◆ Written request: Assemble all lines in which the string "Härnösands" appears.

--- Begin ---

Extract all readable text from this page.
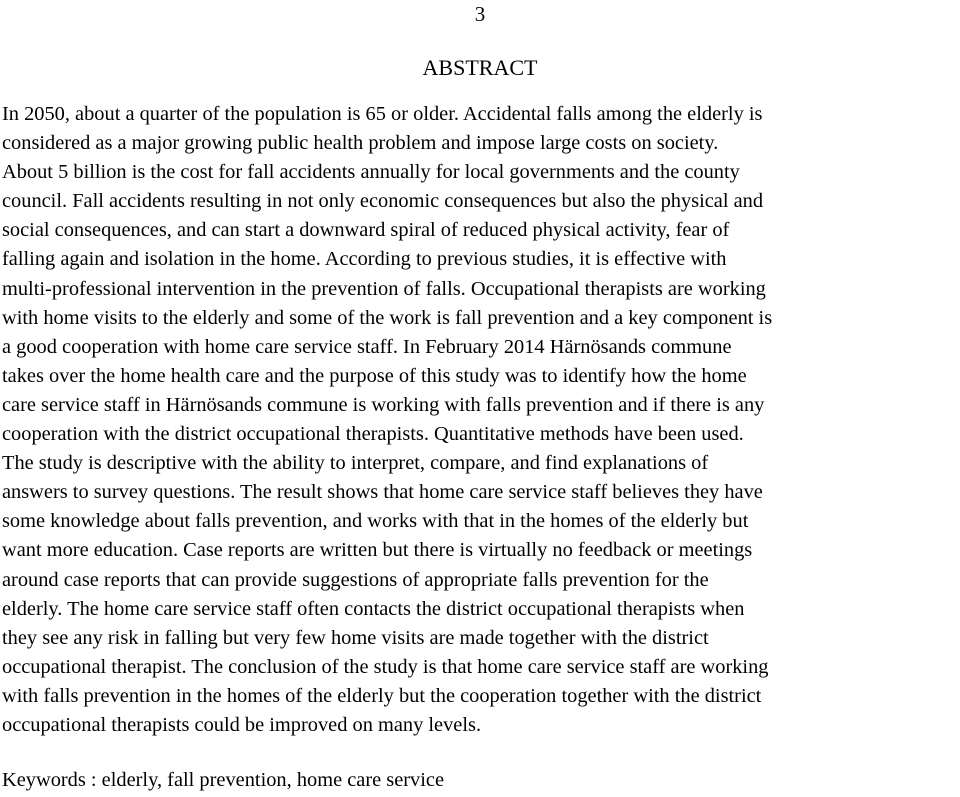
3
ABSTRACT
In 2050, about a quarter of the population is 65 or older. Accidental falls among the elderly is
considered as a major growing public health problem and impose large costs on society.
About 5 billion is the cost for fall accidents annually for local governments and the county
council. Fall accidents resulting in not only economic consequences but also the physical and
social consequences, and can start a downward spiral of reduced physical activity, fear of
falling again and isolation in the home. According to previous studies, it is effective with
multi-professional intervention in the prevention of falls. Occupational therapists are working
with home visits to the elderly and some of the work is fall prevention and a key component is
a good cooperation with home care service staff. In February 2014 Härnösands commune
takes over the home health care and the purpose of this study was to identify how the home
care service staff in Härnösands commune is working with falls prevention and if there is any
cooperation with the district occupational therapists. Quantitative methods have been used.
The study is descriptive with the ability to interpret, compare, and find explanations of
answers to survey questions. The result shows that home care service staff believes they have
some knowledge about falls prevention, and works with that in the homes of the elderly but
want more education. Case reports are written but there is virtually no feedback or meetings
around case reports that can provide suggestions of appropriate falls prevention for the
elderly. The home care service staff often contacts the district occupational therapists when
they see any risk in falling but very few home visits are made together with the district
occupational therapist. The conclusion of the study is that home care service staff are working
with falls prevention in the homes of the elderly but the cooperation together with the district
occupational therapists could be improved on many levels.
Keywords : elderly, fall prevention, home care service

--- End ---

◆ The output:
a good cooperation with home care service staff. In February 2014 Härnösands commune
care service staff in Härnösands commune is working with falls prevention and if there is any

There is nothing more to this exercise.